» TASK OBJECTIVE
Below are some records. Copy every line in them that holds "this".

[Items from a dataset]
^^^^^^^^^^^^^^^^

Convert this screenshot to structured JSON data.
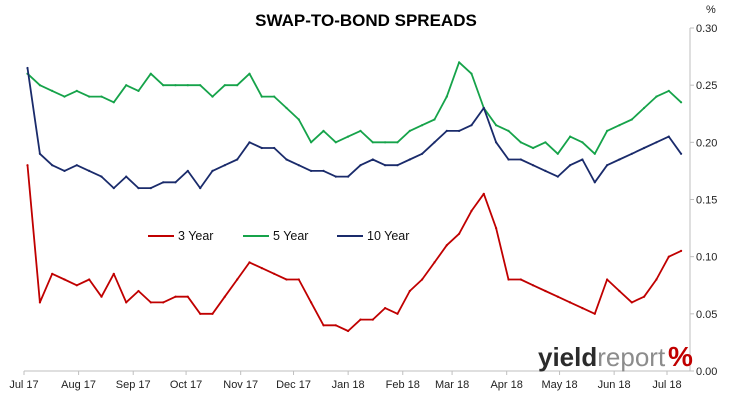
{
  "chart_data": {
    "type": "line",
    "title": "SWAP-TO-BOND SPREADS",
    "ylabel": "%",
    "ylim": [
      0,
      0.3
    ],
    "yticks": [
      "0.00",
      "0.05",
      "0.10",
      "0.15",
      "0.20",
      "0.25",
      "0.30"
    ],
    "x_tick_labels": [
      "Jul 17",
      "Aug 17",
      "Sep 17",
      "Oct 17",
      "Nov 17",
      "Dec 17",
      "Jan 18",
      "Feb 18",
      "Mar 18",
      "Apr 18",
      "May 18",
      "Jun 18",
      "Jul 18"
    ],
    "legend_position": "center",
    "grid": false,
    "x_dates": [
      "2017-07-03",
      "2017-07-10",
      "2017-07-17",
      "2017-07-24",
      "2017-07-31",
      "2017-08-07",
      "2017-08-14",
      "2017-08-21",
      "2017-08-28",
      "2017-09-04",
      "2017-09-11",
      "2017-09-18",
      "2017-09-25",
      "2017-10-02",
      "2017-10-09",
      "2017-10-16",
      "2017-10-23",
      "2017-10-30",
      "2017-11-06",
      "2017-11-13",
      "2017-11-20",
      "2017-11-27",
      "2017-12-04",
      "2017-12-11",
      "2017-12-18",
      "2017-12-25",
      "2018-01-01",
      "2018-01-08",
      "2018-01-15",
      "2018-01-22",
      "2018-01-29",
      "2018-02-05",
      "2018-02-12",
      "2018-02-19",
      "2018-02-26",
      "2018-03-05",
      "2018-03-12",
      "2018-03-19",
      "2018-03-26",
      "2018-04-02",
      "2018-04-09",
      "2018-04-16",
      "2018-04-23",
      "2018-04-30",
      "2018-05-07",
      "2018-05-14",
      "2018-05-21",
      "2018-05-28",
      "2018-06-04",
      "2018-06-11",
      "2018-06-18",
      "2018-06-25",
      "2018-07-02",
      "2018-07-09"
    ],
    "series": [
      {
        "name": "3 Year",
        "color": "#c00000",
        "values": [
          0.18,
          0.06,
          0.085,
          0.08,
          0.075,
          0.08,
          0.065,
          0.085,
          0.06,
          0.07,
          0.06,
          0.06,
          0.065,
          0.065,
          0.05,
          0.05,
          0.065,
          0.08,
          0.095,
          0.09,
          0.085,
          0.08,
          0.08,
          0.06,
          0.04,
          0.04,
          0.035,
          0.045,
          0.045,
          0.055,
          0.05,
          0.07,
          0.08,
          0.095,
          0.11,
          0.12,
          0.14,
          0.155,
          0.125,
          0.08,
          0.08,
          0.075,
          0.07,
          0.065,
          0.06,
          0.055,
          0.05,
          0.08,
          0.07,
          0.06,
          0.065,
          0.08,
          0.1,
          0.105
        ]
      },
      {
        "name": "5 Year",
        "color": "#16a34a",
        "values": [
          0.26,
          0.25,
          0.245,
          0.24,
          0.245,
          0.24,
          0.24,
          0.235,
          0.25,
          0.245,
          0.26,
          0.25,
          0.25,
          0.25,
          0.25,
          0.24,
          0.25,
          0.25,
          0.26,
          0.24,
          0.24,
          0.23,
          0.22,
          0.2,
          0.21,
          0.2,
          0.205,
          0.21,
          0.2,
          0.2,
          0.2,
          0.21,
          0.215,
          0.22,
          0.24,
          0.27,
          0.26,
          0.23,
          0.215,
          0.21,
          0.2,
          0.195,
          0.2,
          0.19,
          0.205,
          0.2,
          0.19,
          0.21,
          0.215,
          0.22,
          0.23,
          0.24,
          0.245,
          0.235
        ]
      },
      {
        "name": "10 Year",
        "color": "#1a2b6b",
        "values": [
          0.265,
          0.19,
          0.18,
          0.175,
          0.18,
          0.175,
          0.17,
          0.16,
          0.17,
          0.16,
          0.16,
          0.165,
          0.165,
          0.175,
          0.16,
          0.175,
          0.18,
          0.185,
          0.2,
          0.195,
          0.195,
          0.185,
          0.18,
          0.175,
          0.175,
          0.17,
          0.17,
          0.18,
          0.185,
          0.18,
          0.18,
          0.185,
          0.19,
          0.2,
          0.21,
          0.21,
          0.215,
          0.23,
          0.2,
          0.185,
          0.185,
          0.18,
          0.175,
          0.17,
          0.18,
          0.185,
          0.165,
          0.18,
          0.185,
          0.19,
          0.195,
          0.2,
          0.205,
          0.19
        ]
      }
    ]
  },
  "watermark": {
    "part1": "yield",
    "part2": "report",
    "part3": "%",
    "color_green": "#16a34a",
    "color_red": "#c00000"
  }
}
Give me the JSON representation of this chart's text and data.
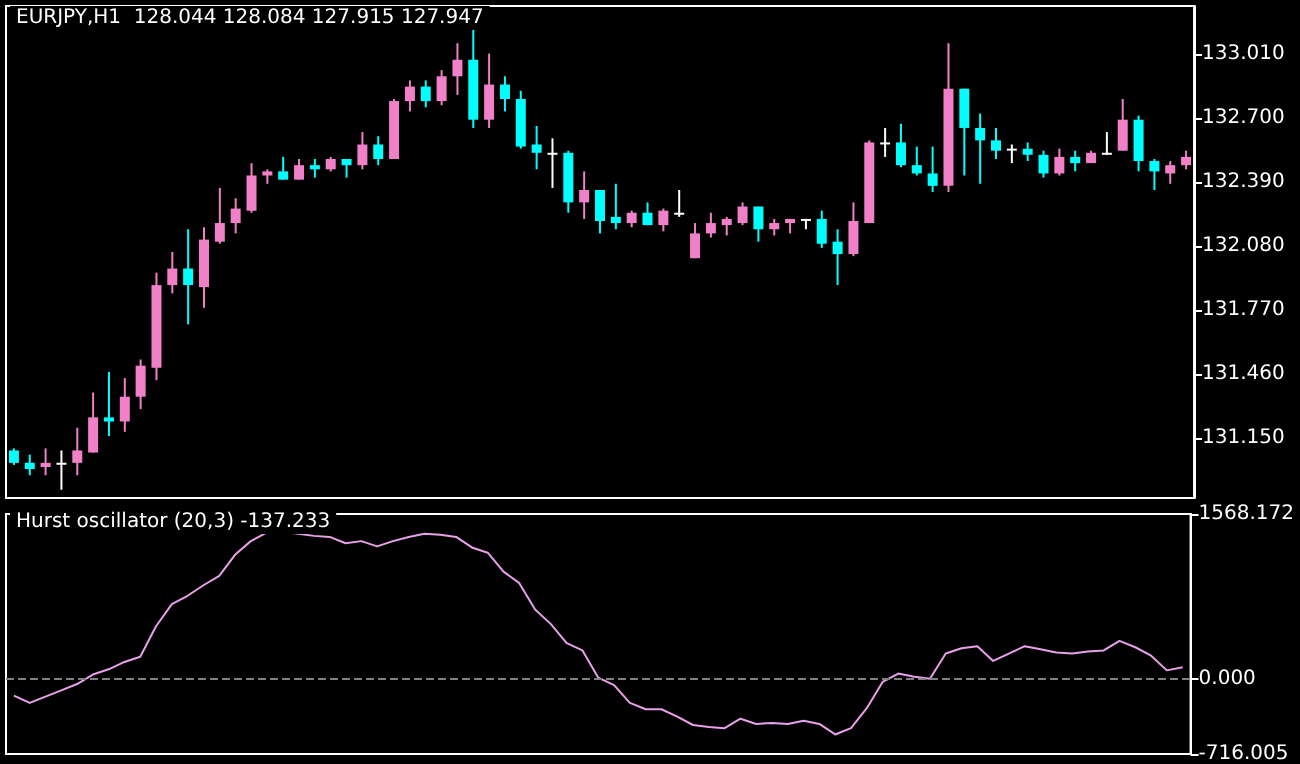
{
  "chart_data": [
    {
      "type": "candlestick",
      "title": "EURJPY,H1  128.044 128.084 127.915 127.947",
      "categories": [
        null,
        null,
        null,
        null,
        null,
        null,
        null,
        null,
        null,
        null,
        null,
        null,
        null,
        null,
        null,
        null,
        null,
        null,
        null,
        null,
        null,
        null,
        null,
        null,
        null,
        null,
        null,
        null,
        null,
        null,
        null,
        null,
        null,
        null,
        null,
        null,
        null,
        null,
        null,
        null,
        null,
        null,
        null,
        null,
        null,
        null,
        null,
        null,
        null,
        null,
        null,
        null,
        null,
        null,
        null,
        null,
        null,
        null,
        null,
        null,
        null,
        null,
        null,
        null,
        null,
        null,
        null,
        null,
        null,
        null,
        null,
        null,
        null,
        null,
        null
      ],
      "ohlc": [
        [
          131.09,
          131.1,
          131.02,
          131.03
        ],
        [
          131.03,
          131.07,
          130.97,
          131.0
        ],
        [
          131.01,
          131.1,
          130.97,
          131.03
        ],
        [
          131.03,
          131.09,
          130.9,
          131.03
        ],
        [
          131.03,
          131.2,
          130.97,
          131.09
        ],
        [
          131.08,
          131.37,
          131.08,
          131.25
        ],
        [
          131.25,
          131.47,
          131.16,
          131.23
        ],
        [
          131.23,
          131.44,
          131.18,
          131.35
        ],
        [
          131.35,
          131.53,
          131.29,
          131.5
        ],
        [
          131.49,
          131.95,
          131.43,
          131.89
        ],
        [
          131.89,
          132.05,
          131.85,
          131.97
        ],
        [
          131.97,
          132.16,
          131.7,
          131.89
        ],
        [
          131.88,
          132.17,
          131.78,
          132.11
        ],
        [
          132.1,
          132.36,
          132.09,
          132.19
        ],
        [
          132.19,
          132.31,
          132.14,
          132.26
        ],
        [
          132.25,
          132.48,
          132.24,
          132.42
        ],
        [
          132.42,
          132.45,
          132.38,
          132.44
        ],
        [
          132.44,
          132.51,
          132.4,
          132.4
        ],
        [
          132.4,
          132.5,
          132.4,
          132.47
        ],
        [
          132.47,
          132.5,
          132.41,
          132.45
        ],
        [
          132.45,
          132.51,
          132.44,
          132.5
        ],
        [
          132.5,
          132.5,
          132.41,
          132.47
        ],
        [
          132.47,
          132.63,
          132.45,
          132.57
        ],
        [
          132.57,
          132.61,
          132.47,
          132.5
        ],
        [
          132.5,
          132.79,
          132.5,
          132.78
        ],
        [
          132.78,
          132.88,
          132.73,
          132.85
        ],
        [
          132.85,
          132.88,
          132.75,
          132.78
        ],
        [
          132.78,
          132.93,
          132.76,
          132.9
        ],
        [
          132.9,
          133.06,
          132.81,
          132.98
        ],
        [
          132.98,
          133.13,
          132.65,
          132.69
        ],
        [
          132.69,
          133.01,
          132.65,
          132.86
        ],
        [
          132.86,
          132.9,
          132.73,
          132.79
        ],
        [
          132.79,
          132.83,
          132.55,
          132.56
        ],
        [
          132.57,
          132.66,
          132.45,
          132.53
        ],
        [
          132.53,
          132.6,
          132.36,
          132.53
        ],
        [
          132.53,
          132.54,
          132.24,
          132.29
        ],
        [
          132.29,
          132.44,
          132.21,
          132.35
        ],
        [
          132.35,
          132.35,
          132.14,
          132.2
        ],
        [
          132.22,
          132.38,
          132.16,
          132.19
        ],
        [
          132.19,
          132.25,
          132.17,
          132.24
        ],
        [
          132.24,
          132.29,
          132.18,
          132.18
        ],
        [
          132.18,
          132.26,
          132.15,
          132.25
        ],
        [
          132.24,
          132.35,
          132.22,
          132.24
        ],
        [
          132.02,
          132.19,
          132.02,
          132.14
        ],
        [
          132.14,
          132.24,
          132.12,
          132.19
        ],
        [
          132.18,
          132.22,
          132.13,
          132.21
        ],
        [
          132.19,
          132.29,
          132.18,
          132.27
        ],
        [
          132.27,
          132.27,
          132.1,
          132.16
        ],
        [
          132.16,
          132.21,
          132.13,
          132.19
        ],
        [
          132.19,
          132.21,
          132.14,
          132.21
        ],
        [
          132.21,
          132.21,
          132.16,
          132.21
        ],
        [
          132.21,
          132.25,
          132.07,
          132.09
        ],
        [
          132.1,
          132.16,
          131.89,
          132.04
        ],
        [
          132.04,
          132.29,
          132.03,
          132.2
        ],
        [
          132.19,
          132.59,
          132.19,
          132.58
        ],
        [
          132.58,
          132.65,
          132.51,
          132.58
        ],
        [
          132.58,
          132.67,
          132.46,
          132.47
        ],
        [
          132.47,
          132.56,
          132.42,
          132.43
        ],
        [
          132.43,
          132.56,
          132.34,
          132.37
        ],
        [
          132.37,
          133.06,
          132.34,
          132.84
        ],
        [
          132.84,
          132.84,
          132.42,
          132.65
        ],
        [
          132.65,
          132.72,
          132.38,
          132.59
        ],
        [
          132.59,
          132.65,
          132.5,
          132.54
        ],
        [
          132.55,
          132.57,
          132.48,
          132.55
        ],
        [
          132.55,
          132.58,
          132.49,
          132.52
        ],
        [
          132.52,
          132.54,
          132.41,
          132.43
        ],
        [
          132.43,
          132.55,
          132.42,
          132.51
        ],
        [
          132.51,
          132.54,
          132.44,
          132.48
        ],
        [
          132.48,
          132.54,
          132.48,
          132.53
        ],
        [
          132.53,
          132.63,
          132.52,
          132.53
        ],
        [
          132.54,
          132.79,
          132.54,
          132.69
        ],
        [
          132.69,
          132.71,
          132.44,
          132.49
        ],
        [
          132.49,
          132.5,
          132.35,
          132.44
        ],
        [
          132.43,
          132.49,
          132.38,
          132.47
        ],
        [
          132.47,
          132.54,
          132.45,
          132.51
        ]
      ],
      "colors": [
        "#00ffff",
        "#00ffff",
        "#f080c8",
        "#ffffff",
        "#f080c8",
        "#f080c8",
        "#00ffff",
        "#f080c8",
        "#f080c8",
        "#f080c8",
        "#f080c8",
        "#00ffff",
        "#f080c8",
        "#f080c8",
        "#f080c8",
        "#f080c8",
        "#f080c8",
        "#00ffff",
        "#f080c8",
        "#00ffff",
        "#f080c8",
        "#00ffff",
        "#f080c8",
        "#00ffff",
        "#f080c8",
        "#f080c8",
        "#00ffff",
        "#f080c8",
        "#f080c8",
        "#00ffff",
        "#f080c8",
        "#00ffff",
        "#00ffff",
        "#00ffff",
        "#ffffff",
        "#00ffff",
        "#f080c8",
        "#00ffff",
        "#00ffff",
        "#f080c8",
        "#00ffff",
        "#f080c8",
        "#ffffff",
        "#f080c8",
        "#f080c8",
        "#f080c8",
        "#f080c8",
        "#00ffff",
        "#f080c8",
        "#f080c8",
        "#ffffff",
        "#00ffff",
        "#00ffff",
        "#f080c8",
        "#f080c8",
        "#ffffff",
        "#00ffff",
        "#00ffff",
        "#00ffff",
        "#f080c8",
        "#00ffff",
        "#00ffff",
        "#00ffff",
        "#ffffff",
        "#00ffff",
        "#00ffff",
        "#f080c8",
        "#00ffff",
        "#f080c8",
        "#ffffff",
        "#f080c8",
        "#00ffff",
        "#00ffff",
        "#f080c8",
        "#f080c8"
      ],
      "ylim": [
        130.86,
        133.24
      ],
      "yticks": [
        {
          "value": 131.15,
          "label": "131.150"
        },
        {
          "value": 131.46,
          "label": "131.460"
        },
        {
          "value": 131.77,
          "label": "131.770"
        },
        {
          "value": 132.08,
          "label": "132.080"
        },
        {
          "value": 132.39,
          "label": "132.390"
        },
        {
          "value": 132.7,
          "label": "132.700"
        },
        {
          "value": 133.01,
          "label": "133.010"
        }
      ],
      "tick_labels": "y"
    },
    {
      "type": "line",
      "title": "Hurst oscillator (20,3) -137.233",
      "categories": [
        null,
        null,
        null,
        null,
        null,
        null,
        null,
        null,
        null,
        null,
        null,
        null,
        null,
        null,
        null,
        null,
        null,
        null,
        null,
        null,
        null,
        null,
        null,
        null,
        null,
        null,
        null,
        null,
        null,
        null,
        null,
        null,
        null,
        null,
        null,
        null,
        null,
        null,
        null,
        null,
        null,
        null,
        null,
        null,
        null,
        null,
        null,
        null,
        null,
        null,
        null,
        null,
        null,
        null,
        null,
        null,
        null,
        null,
        null,
        null,
        null,
        null,
        null,
        null,
        null,
        null,
        null,
        null,
        null,
        null,
        null,
        null,
        null,
        null,
        null
      ],
      "series": [
        {
          "color": "#e8a0e8",
          "values": [
            -160,
            -230,
            -170,
            -110,
            -50,
            40,
            90,
            160,
            210,
            500,
            710,
            790,
            890,
            980,
            1180,
            1310,
            1390,
            1400,
            1380,
            1360,
            1350,
            1290,
            1310,
            1260,
            1310,
            1350,
            1380,
            1370,
            1350,
            1250,
            1200,
            1020,
            910,
            660,
            520,
            340,
            270,
            10,
            -60,
            -230,
            -290,
            -290,
            -360,
            -440,
            -460,
            -470,
            -380,
            -430,
            -420,
            -430,
            -400,
            -430,
            -530,
            -470,
            -280,
            -30,
            50,
            20,
            0,
            240,
            290,
            310,
            170,
            240,
            310,
            280,
            250,
            240,
            260,
            270,
            360,
            300,
            220,
            80,
            110
          ]
        }
      ],
      "ylim": [
        -716.005,
        1568.172
      ],
      "yticks": [
        1568.172,
        {
          "value": 0,
          "label": "0.000"
        },
        -716.005
      ],
      "ref_lines": [
        {
          "axis": "y",
          "value": 0,
          "color": "#808080",
          "line_style": "dashed"
        }
      ],
      "tick_labels": "y"
    }
  ]
}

^^^^^^^^^^^^^^^^

» ANSWER
Convert this screenshot to structured JSON data.
Give me the JSON representation of this chart's text and data.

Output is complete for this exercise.